**Exercise goal:** State how many lines of the records contain the string "chung". Give the number alone.

Dataset items
-- start --

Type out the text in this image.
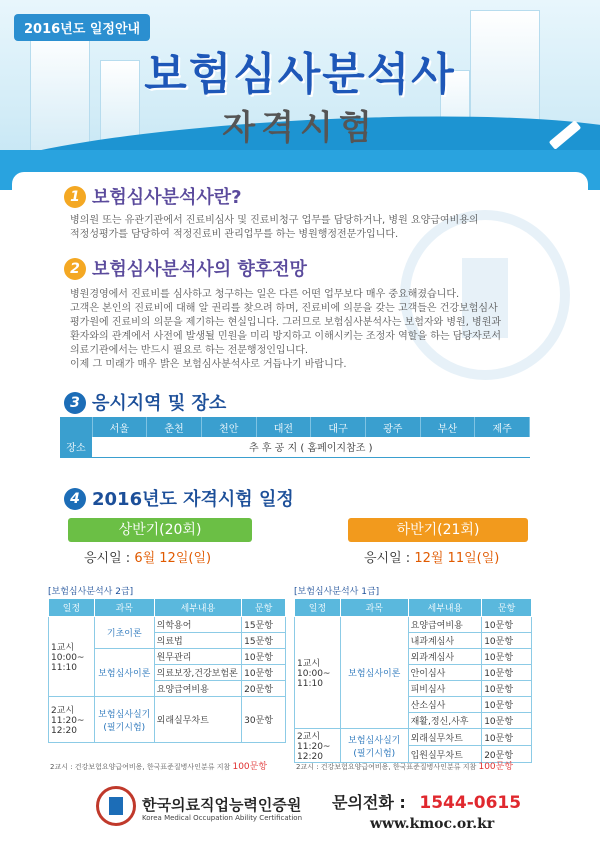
2016년도 일정안내
보험심사분석사
자격시험
1 보험심사분석사란?
병의원 또는 유관기관에서 진료비심사 및 진료비청구 업무를 담당하거나, 병원 요양급여비용의
적정성평가를 담당하여 적정진료비 관리업무를 하는 병원행정전문가입니다.
2 보험심사분석사의 향후전망
병원경영에서 진료비를 심사하고 청구하는 일은 다른 어떤 업무보다 매우 중요해졌습니다.
고객은 본인의 진료비에 대해 알 권리를 찾으려 하며, 진료비에 의문을 갖는 고객들은 건강보험심사
평가원에 진료비의 의문을 제기하는 현실입니다. 그러므로 보험심사분석사는 보험자와 병원, 병원과
환자와의 관계에서 사전에 발생될 민원을 미리 방지하고 이해시키는 조정자 역할을 하는 담당자로서
의료기관에서는 반드시 필요로 하는 전문행정인입니다.
이제 그 미래가 매우 밝은 보험심사분석사로 거듭나기 바랍니다.
3 응시지역 및 장소
	서울	춘천	천안	대전	대구	광주	부산	제주
장소	추 후 공 지 ( 홈페이지참조 )							
4 2016년도 자격시험 일정
상반기(20회)	하반기(21회)
응시일 : 6월 12일(일)	응시일 : 12월 11일(일)
[보험심사분석사 2급]
일정	과목	세부내용	문항
1교시
10:00~
11:10	기초이론	의학용어	15문항
		의료법	15문항
	보험심사이론	원무관리	10문항
		의료보장,건강보험론	10문항
		요양급여비용	20문항
2교시
11:20~
12:20	보험심사실기
(필기시험)	외래실무차트	30문항
2교시 : 건강보험요양급여비용, 한국표준질병사인분류 지참 100문항
[보험심사분석사 1급]
일정	과목	세부내용	문항
1교시
10:00~
11:10	보험심사이론	요양급여비용	10문항
		내과계심사	10문항
		외과계심사	10문항
		안이심사	10문항
		피비심사	10문항
		산소심사	10문항
		재활,정신,사후	10문항
2교시
11:20~
12:20	보험심사실기
(필기시험)	외래실무차트	10문항
		입원실무차트	20문항
2교시 : 건강보험요양급여비용, 한국표준질병사인분류 지참 100문항
한국의료직업능력인증원
Korea Medical Occupation Ability Certification
문의전화 : 1544-0615
www.kmoc.or.kr
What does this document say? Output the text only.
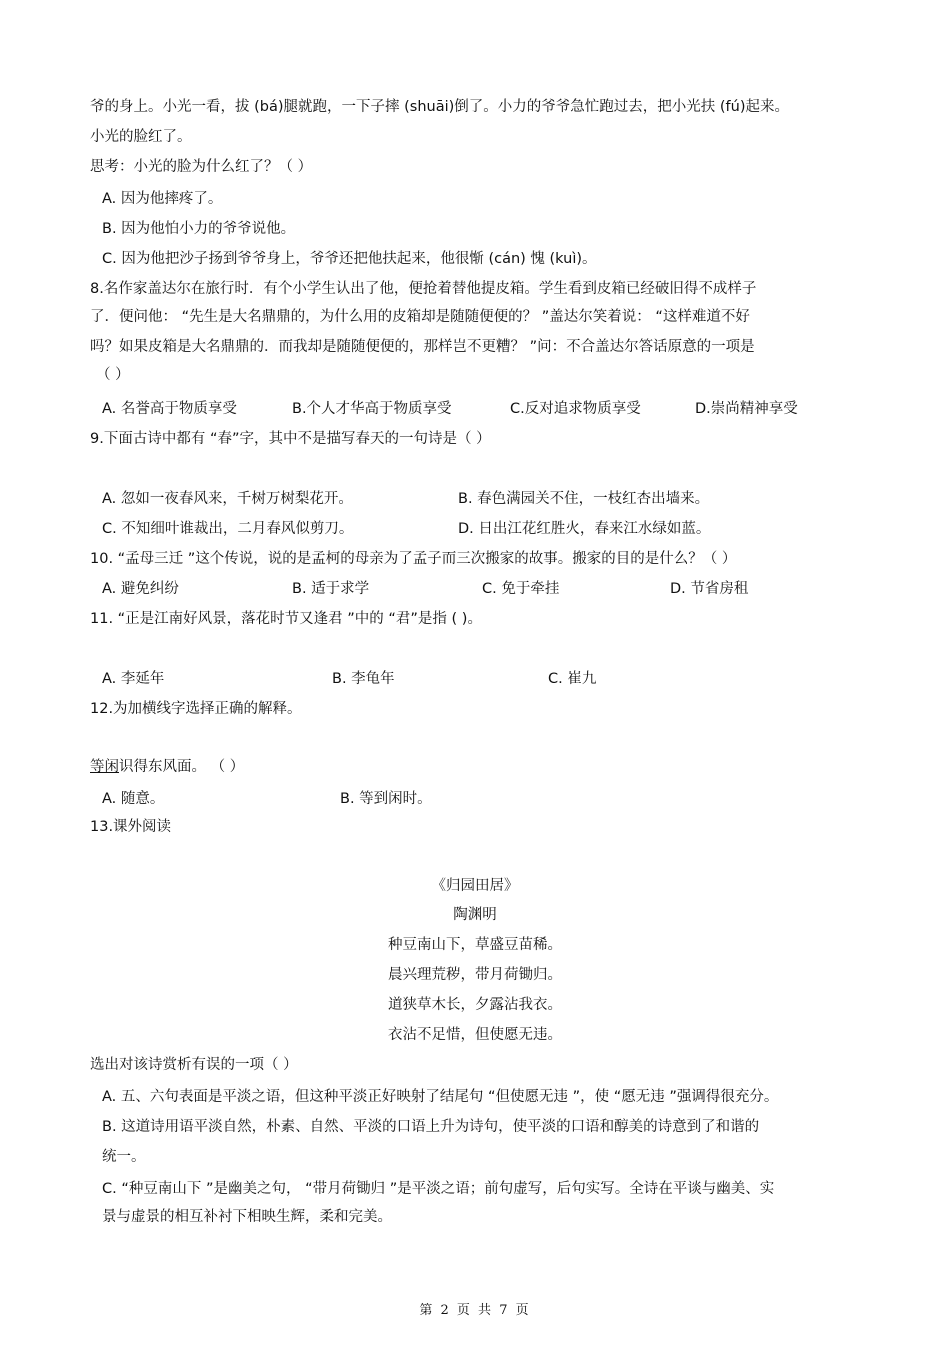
爷的身上。小光一看，拔 (bá)腿就跑，一下子摔 (shuāi)倒了。小力的爷爷急忙跑过去，把小光扶 (fú)起来。
小光的脸红了。
思考：小光的脸为什么红了？（ ）
A. 因为他摔疼了。
B. 因为他怕小力的爷爷说他。
C. 因为他把沙子扬到爷爷身上，爷爷还把他扶起来，他很惭 (cán) 愧 (kuì)。
8.名作家盖达尔在旅行时．有个小学生认出了他，便抢着替他提皮箱。学生看到皮箱已经破旧得不成样子
了．便问他： “先生是大名鼎鼎的，为什么用的皮箱却是随随便便的？ ”盖达尔笑着说： “这样难道不好
吗？如果皮箱是大名鼎鼎的．而我却是随随便便的，那样岂不更糟？ ”问：不合盖达尔答话原意的一项是
（ ）
A. 名誉高于物质享受	B.个人才华高于物质享受	C.反对追求物质享受	D.崇尚精神享受
9.下面古诗中都有 “春”字，其中不是描写春天的一句诗是（ ）
A. 忽如一夜春风来，千树万树梨花开。	B. 春色满园关不住，一枝红杏出墙来。
C. 不知细叶谁裁出，二月春风似剪刀。	D. 日出江花红胜火，春来江水绿如蓝。
10. “孟母三迁 ”这个传说，说的是孟柯的母亲为了孟子而三次搬家的故事。搬家的目的是什么？（ ）
A. 避免纠纷	B. 适于求学	C. 免于牵挂	D. 节省房租
11. “正是江南好风景，落花时节又逢君 ”中的 “君”是指 ( )。
A. 李延年	B. 李龟年	C. 崔九
12.为加横线字选择正确的解释。
等闲识得东风面。 （ ）
A. 随意。	B. 等到闲时。
13.课外阅读
《归园田居》
陶渊明
种豆南山下，草盛豆苗稀。
晨兴理荒秽，带月荷锄归。
道狭草木长，夕露沾我衣。
衣沾不足惜，但使愿无违。
选出对该诗赏析有误的一项（ ）
A. 五、六句表面是平淡之语，但这种平淡正好映射了结尾句 “但使愿无违 ”，使 “愿无违 ”强调得很充分。
B. 这道诗用语平淡自然，朴素、自然、平淡的口语上升为诗句，使平淡的口语和醇美的诗意到了和谐的
统一。
C. “种豆南山下 ”是幽美之句， “带月荷锄归 ”是平淡之语；前句虚写，后句实写。全诗在平谈与幽美、实
景与虚景的相互补衬下相映生辉，柔和完美。
第 2 页 共 7 页
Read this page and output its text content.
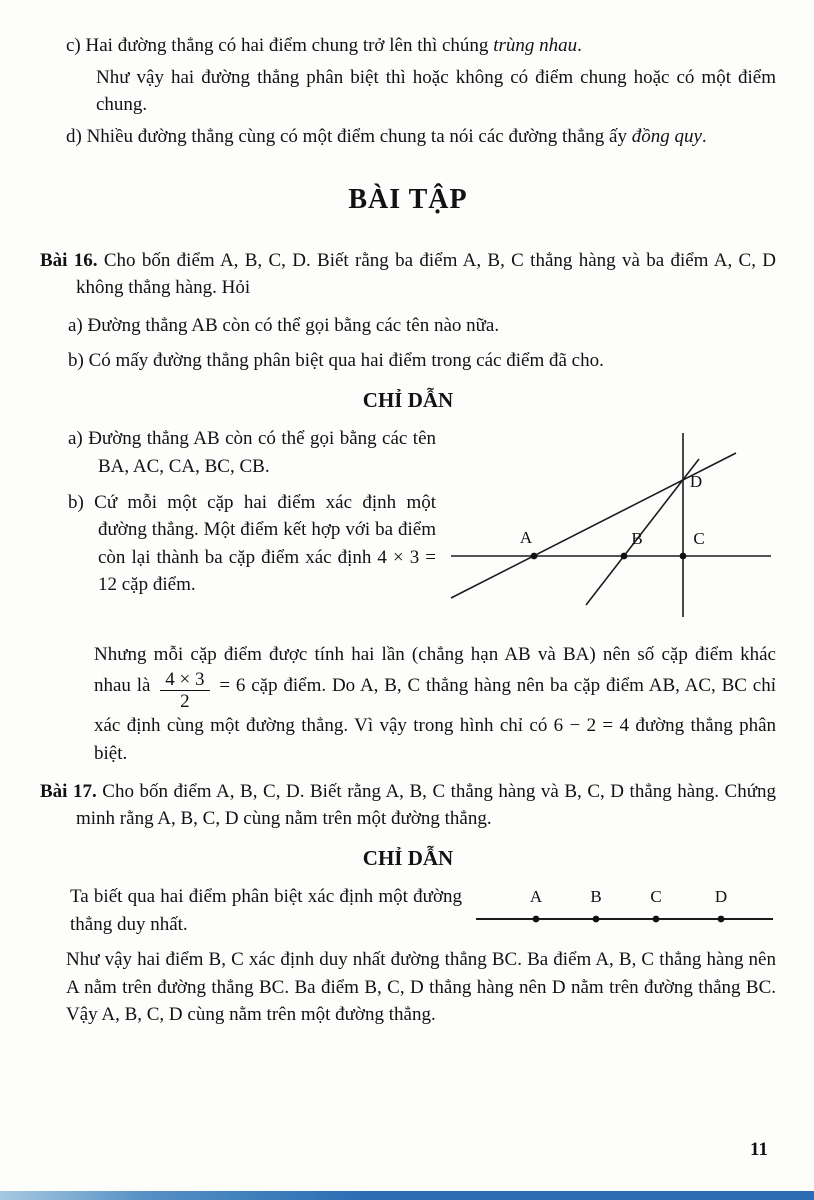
c) Hai đường thẳng có hai điểm chung trở lên thì chúng trùng nhau.

Như vậy hai đường thẳng phân biệt thì hoặc không có điểm chung hoặc có một điểm chung.

d) Nhiều đường thẳng cùng có một điểm chung ta nói các đường thẳng ấy đồng quy.

BÀI TẬP

Bài 16. Cho bốn điểm A, B, C, D. Biết rằng ba điểm A, B, C thẳng hàng và ba điểm A, C, D không thẳng hàng. Hỏi

a) Đường thẳng AB còn có thể gọi bằng các tên nào nữa.

b) Có mấy đường thẳng phân biệt qua hai điểm trong các điểm đã cho.

CHỈ DẪN
A	B	C
D

a) Đường thẳng AB còn có thể gọi bằng các tên BA, AC, CA, BC, CB.

b) Cứ mỗi một cặp hai điểm xác định một đường thẳng. Một điểm kết hợp với ba điểm còn lại thành ba cặp điểm xác định 4 × 3 = 12 cặp điểm.

Nhưng mỗi cặp điểm được tính hai lần (chẳng hạn AB và BA) nên số cặp điểm khác nhau là $\frac{4 \times 3}{2} = 6$ cặp điểm. Do A, B, C thẳng hàng nên ba cặp điểm AB, AC, BC chỉ xác định cùng một đường thẳng. Vì vậy trong hình chỉ có 6 − 2 = 4 đường thẳng phân biệt.

Bài 17. Cho bốn điểm A, B, C, D. Biết rằng A, B, C thẳng hàng và B, C, D thẳng hàng. Chứng minh rằng A, B, C, D cùng nằm trên một đường thẳng.

CHỈ DẪN
A	B	C	D

Ta biết qua hai điểm phân biệt xác định một đường thẳng duy nhất.

Như vậy hai điểm B, C xác định duy nhất đường thẳng BC. Ba điểm A, B, C thẳng hàng nên A nằm trên đường thẳng BC. Ba điểm B, C, D thẳng hàng nên D nằm trên đường thẳng BC. Vậy A, B, C, D cùng nằm trên một đường thẳng.

11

-- end --

**Result below:** 3